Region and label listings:

*****

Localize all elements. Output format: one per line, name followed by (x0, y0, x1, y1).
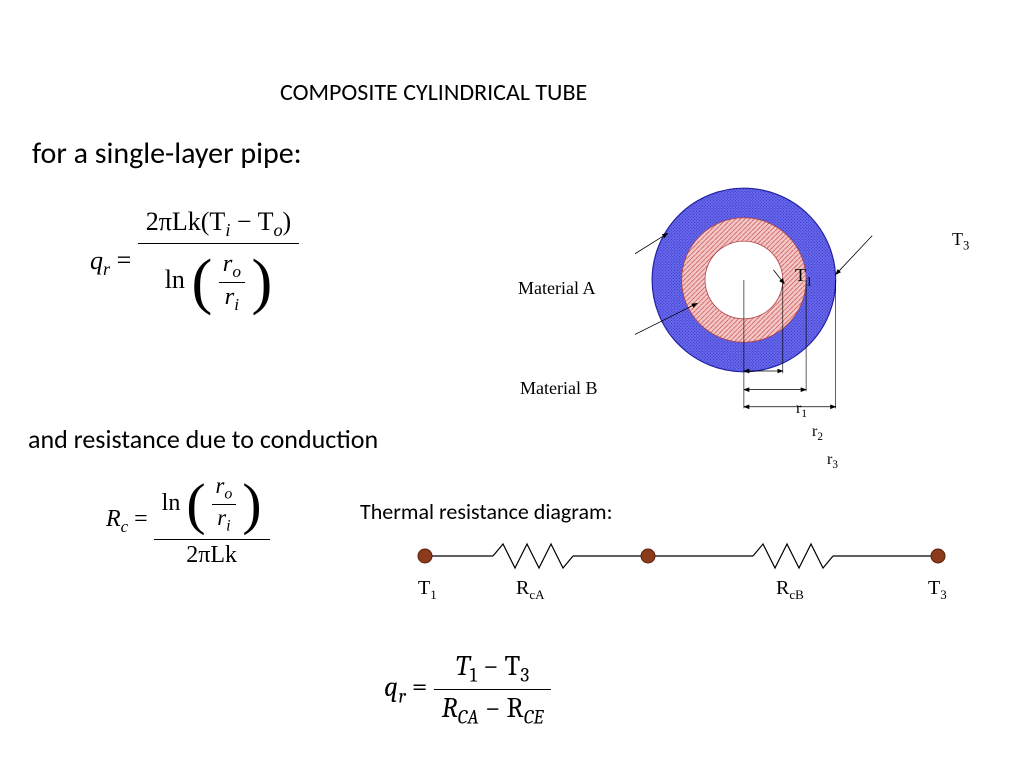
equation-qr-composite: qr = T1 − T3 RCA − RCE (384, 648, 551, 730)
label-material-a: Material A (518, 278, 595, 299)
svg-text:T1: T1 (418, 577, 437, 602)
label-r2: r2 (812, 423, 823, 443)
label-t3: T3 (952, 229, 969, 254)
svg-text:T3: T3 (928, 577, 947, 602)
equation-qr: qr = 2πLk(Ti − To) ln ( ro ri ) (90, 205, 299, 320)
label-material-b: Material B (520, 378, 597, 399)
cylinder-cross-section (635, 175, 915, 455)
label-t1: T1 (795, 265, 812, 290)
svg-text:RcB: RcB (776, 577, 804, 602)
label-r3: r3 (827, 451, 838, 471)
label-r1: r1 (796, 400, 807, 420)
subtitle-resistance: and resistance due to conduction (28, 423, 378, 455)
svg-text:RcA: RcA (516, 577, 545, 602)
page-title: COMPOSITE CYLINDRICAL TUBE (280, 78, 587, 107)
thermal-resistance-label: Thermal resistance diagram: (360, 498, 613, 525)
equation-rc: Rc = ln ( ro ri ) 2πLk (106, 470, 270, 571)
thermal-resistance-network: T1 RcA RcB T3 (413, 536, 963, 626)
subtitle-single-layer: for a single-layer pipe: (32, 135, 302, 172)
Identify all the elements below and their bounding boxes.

*****

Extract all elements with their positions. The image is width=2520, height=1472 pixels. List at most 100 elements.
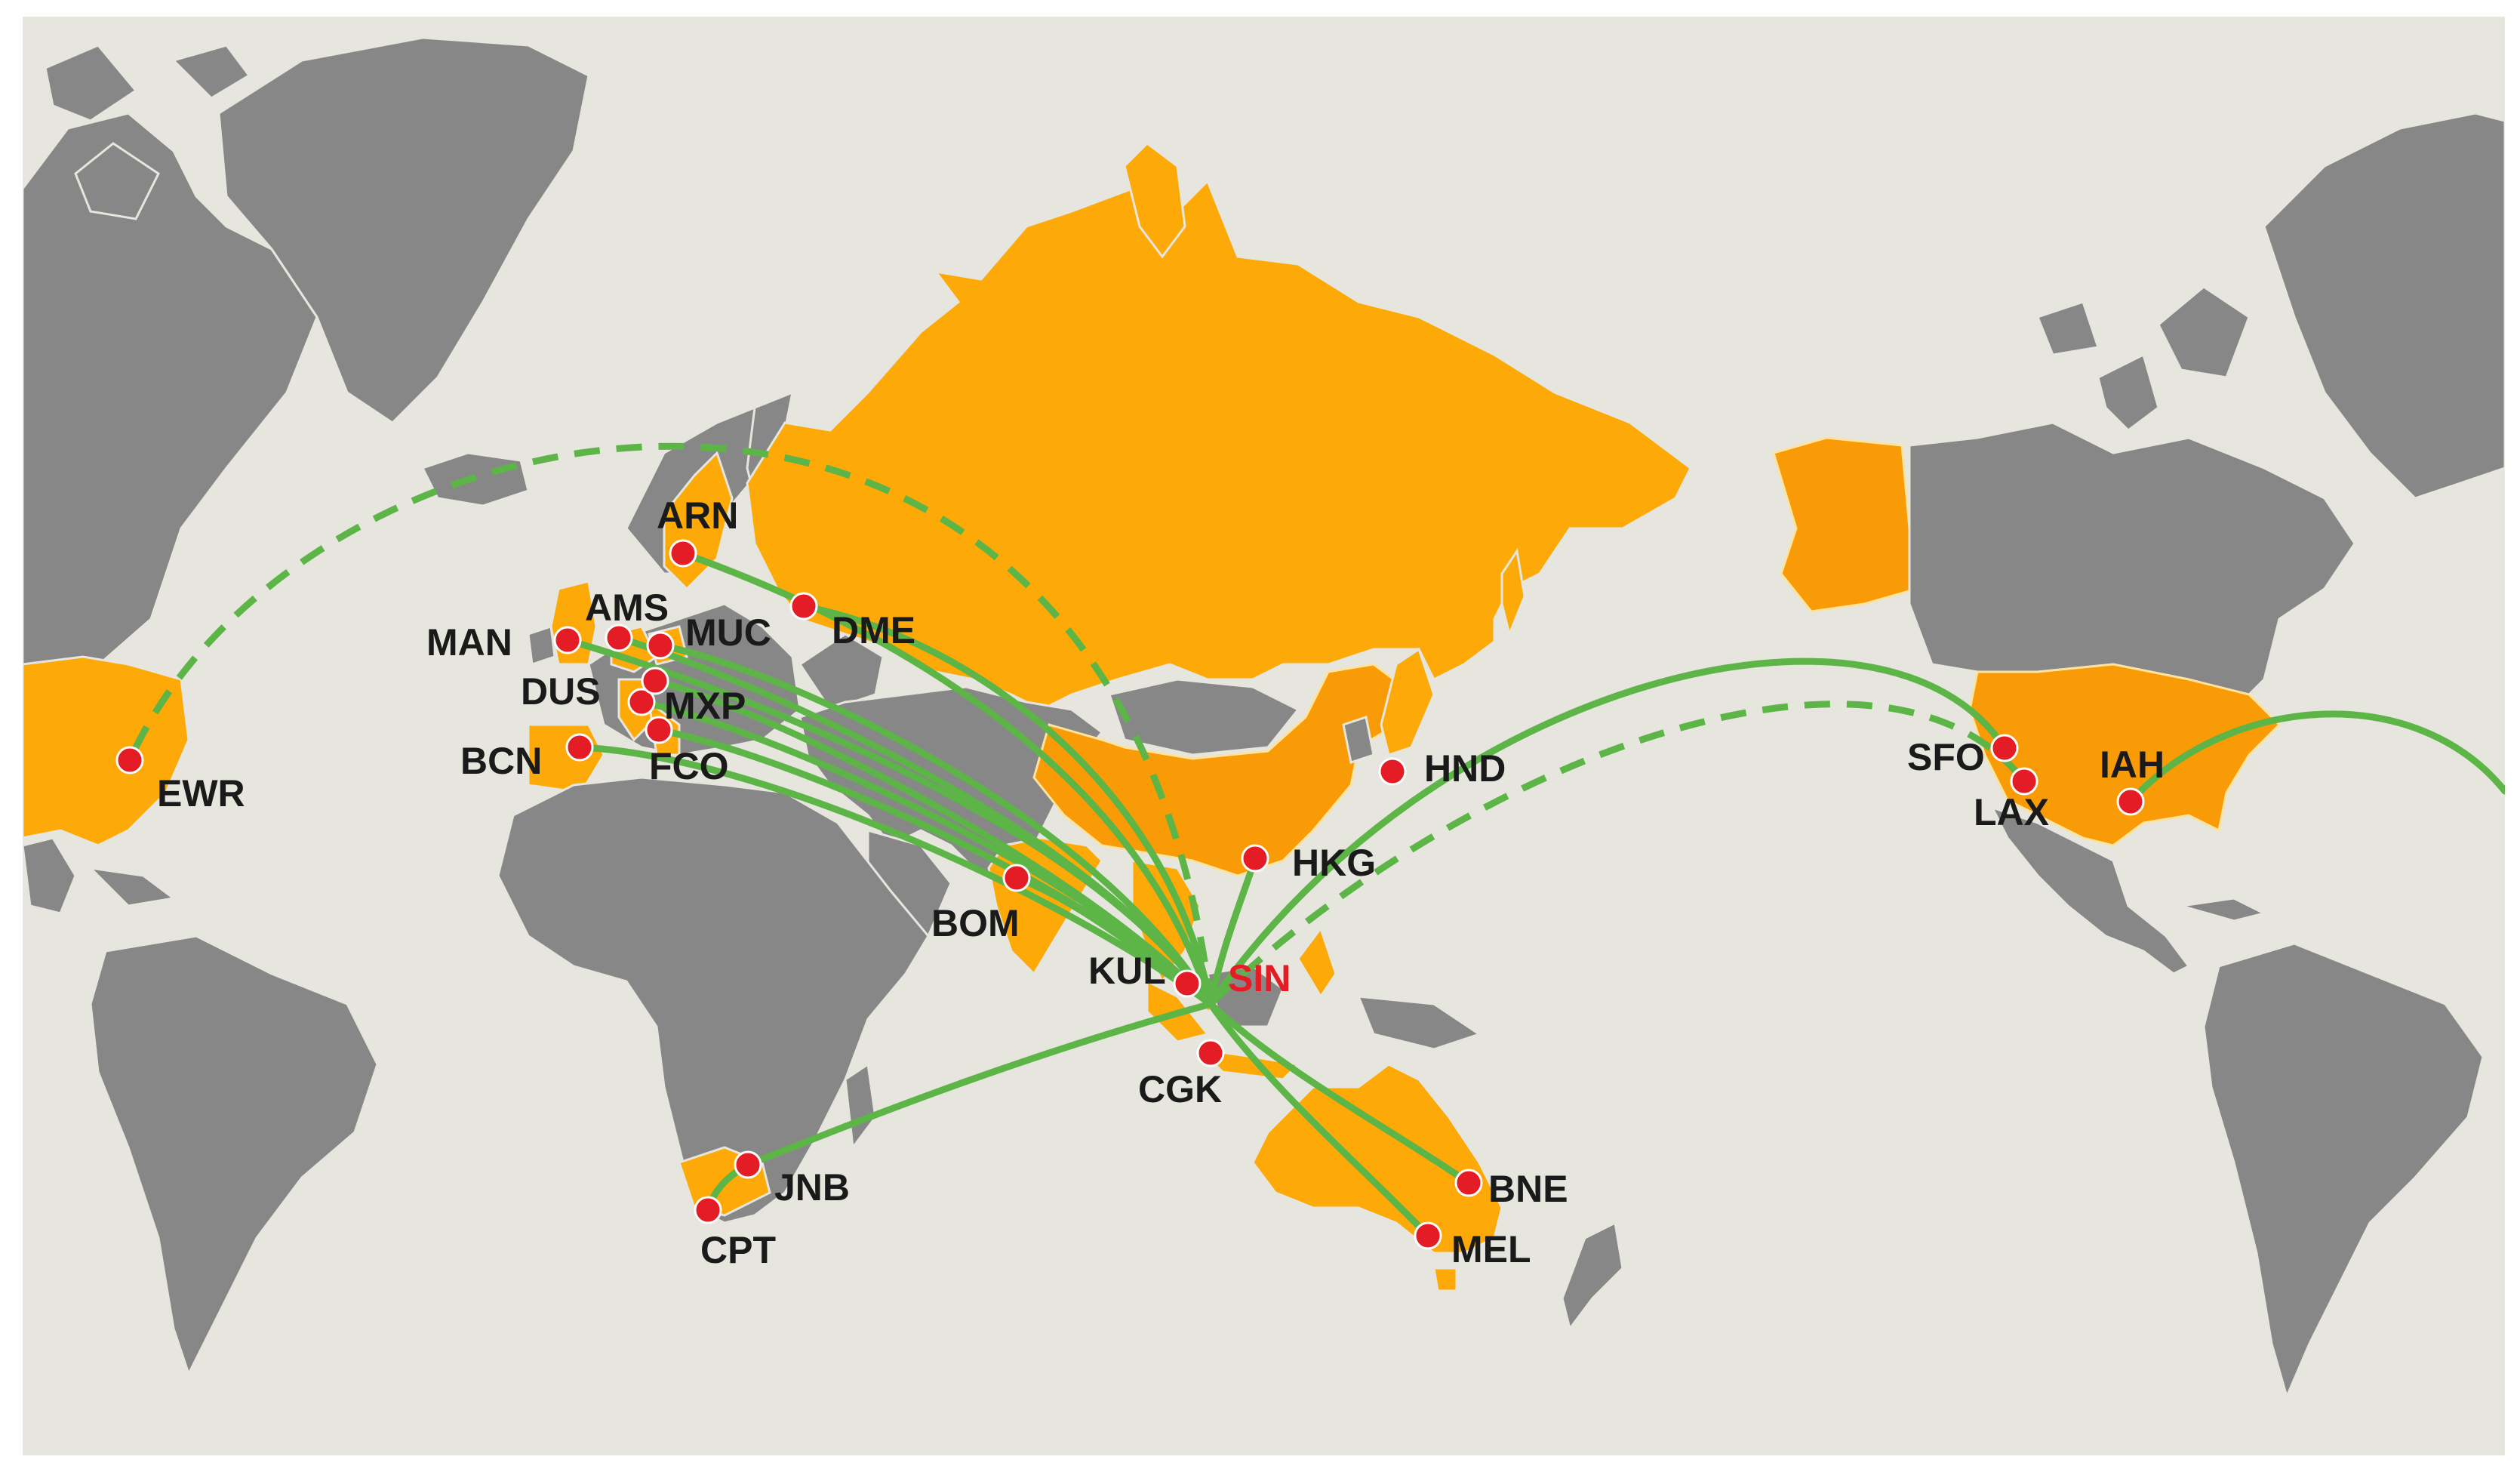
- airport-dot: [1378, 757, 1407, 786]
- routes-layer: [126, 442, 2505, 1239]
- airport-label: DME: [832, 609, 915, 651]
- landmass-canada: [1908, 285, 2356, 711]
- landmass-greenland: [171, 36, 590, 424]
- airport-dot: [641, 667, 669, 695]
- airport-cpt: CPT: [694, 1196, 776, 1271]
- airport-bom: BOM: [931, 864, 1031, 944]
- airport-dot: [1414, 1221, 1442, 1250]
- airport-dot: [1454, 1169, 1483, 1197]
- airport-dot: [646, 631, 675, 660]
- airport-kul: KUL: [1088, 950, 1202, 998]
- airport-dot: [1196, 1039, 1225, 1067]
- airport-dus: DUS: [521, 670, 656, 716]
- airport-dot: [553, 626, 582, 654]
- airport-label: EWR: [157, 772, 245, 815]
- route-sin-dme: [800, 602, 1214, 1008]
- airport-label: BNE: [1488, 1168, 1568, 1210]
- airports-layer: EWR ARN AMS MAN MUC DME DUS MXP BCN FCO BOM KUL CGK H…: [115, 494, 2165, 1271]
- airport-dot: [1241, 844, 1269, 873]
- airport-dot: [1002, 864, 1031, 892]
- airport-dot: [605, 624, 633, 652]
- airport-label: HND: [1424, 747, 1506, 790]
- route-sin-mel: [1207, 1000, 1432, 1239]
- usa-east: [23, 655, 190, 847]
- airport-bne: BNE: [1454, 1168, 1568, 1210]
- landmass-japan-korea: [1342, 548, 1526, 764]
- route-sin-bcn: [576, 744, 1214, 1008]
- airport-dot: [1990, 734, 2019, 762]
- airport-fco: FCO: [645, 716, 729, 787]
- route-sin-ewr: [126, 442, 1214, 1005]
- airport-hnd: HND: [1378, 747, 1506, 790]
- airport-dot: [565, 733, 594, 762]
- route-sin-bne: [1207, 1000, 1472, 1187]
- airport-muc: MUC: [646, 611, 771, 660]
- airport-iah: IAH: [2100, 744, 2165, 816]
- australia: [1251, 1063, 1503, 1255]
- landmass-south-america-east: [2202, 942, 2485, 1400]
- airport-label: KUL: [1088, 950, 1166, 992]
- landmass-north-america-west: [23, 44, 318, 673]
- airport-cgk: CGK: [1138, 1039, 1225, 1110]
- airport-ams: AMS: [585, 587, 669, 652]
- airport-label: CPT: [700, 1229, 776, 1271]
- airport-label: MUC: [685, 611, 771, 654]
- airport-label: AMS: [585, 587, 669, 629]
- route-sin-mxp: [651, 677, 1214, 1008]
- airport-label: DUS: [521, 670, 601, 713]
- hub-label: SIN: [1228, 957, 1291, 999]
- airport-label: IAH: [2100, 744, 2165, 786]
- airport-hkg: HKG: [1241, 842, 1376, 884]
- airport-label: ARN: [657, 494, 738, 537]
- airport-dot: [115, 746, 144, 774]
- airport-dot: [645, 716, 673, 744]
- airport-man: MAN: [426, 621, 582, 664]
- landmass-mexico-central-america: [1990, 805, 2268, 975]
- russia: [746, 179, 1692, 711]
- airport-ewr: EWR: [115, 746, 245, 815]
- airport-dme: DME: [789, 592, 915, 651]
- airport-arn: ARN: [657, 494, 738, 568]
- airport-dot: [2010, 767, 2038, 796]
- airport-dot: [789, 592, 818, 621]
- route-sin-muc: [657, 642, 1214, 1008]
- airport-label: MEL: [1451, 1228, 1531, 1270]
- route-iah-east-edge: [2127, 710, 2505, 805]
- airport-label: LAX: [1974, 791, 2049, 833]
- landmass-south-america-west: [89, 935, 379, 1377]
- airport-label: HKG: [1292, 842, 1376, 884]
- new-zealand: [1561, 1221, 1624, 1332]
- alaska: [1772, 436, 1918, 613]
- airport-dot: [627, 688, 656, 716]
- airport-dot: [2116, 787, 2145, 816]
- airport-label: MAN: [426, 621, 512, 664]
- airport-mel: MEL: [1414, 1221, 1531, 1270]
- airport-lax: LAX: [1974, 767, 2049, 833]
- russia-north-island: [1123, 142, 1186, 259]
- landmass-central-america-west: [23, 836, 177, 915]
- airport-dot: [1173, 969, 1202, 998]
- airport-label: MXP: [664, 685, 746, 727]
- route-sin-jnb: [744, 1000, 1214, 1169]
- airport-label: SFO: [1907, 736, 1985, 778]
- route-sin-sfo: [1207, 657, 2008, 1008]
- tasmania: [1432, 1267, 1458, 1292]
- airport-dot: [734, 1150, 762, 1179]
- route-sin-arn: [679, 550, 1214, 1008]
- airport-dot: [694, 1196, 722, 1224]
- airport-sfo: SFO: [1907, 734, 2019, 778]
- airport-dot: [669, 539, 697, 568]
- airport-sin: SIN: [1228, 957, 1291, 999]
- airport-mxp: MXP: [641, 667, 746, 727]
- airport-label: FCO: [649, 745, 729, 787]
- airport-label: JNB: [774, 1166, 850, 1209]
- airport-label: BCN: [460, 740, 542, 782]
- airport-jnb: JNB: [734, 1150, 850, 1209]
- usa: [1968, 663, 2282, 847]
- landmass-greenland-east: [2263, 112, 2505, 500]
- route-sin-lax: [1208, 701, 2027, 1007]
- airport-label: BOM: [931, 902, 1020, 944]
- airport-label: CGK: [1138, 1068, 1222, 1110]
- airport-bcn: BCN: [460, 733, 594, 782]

*****

**GIVEN INSTRUCTION**
Reproduce the rows in the stretch from the line containing "equation-qr-composite: qr = T1" through the line containing "label-r1: r1 (796, 400, 807, 420)", substituting "tube-cross-section" for "cylinder-cross-section" and leaving everything else unchanged.

**OUTPUT BELOW**
equation-qr-composite: qr = T1 − T3 RCA − RCE (384, 648, 551, 730)
label-material-a: Material A (518, 278, 595, 299)
svg-text:T1: T1 (418, 577, 437, 602)
label-r2: r2 (812, 423, 823, 443)
label-t3: T3 (952, 229, 969, 254)
svg-text:T3: T3 (928, 577, 947, 602)
equation-qr: qr = 2πLk(Ti − To) ln ( ro ri ) (90, 205, 299, 320)
label-material-b: Material B (520, 378, 597, 399)
tube-cross-section (635, 175, 915, 455)
label-t1: T1 (795, 265, 812, 290)
svg-text:RcB: RcB (776, 577, 804, 602)
label-r3: r3 (827, 451, 838, 471)
label-r1: r1 (796, 400, 807, 420)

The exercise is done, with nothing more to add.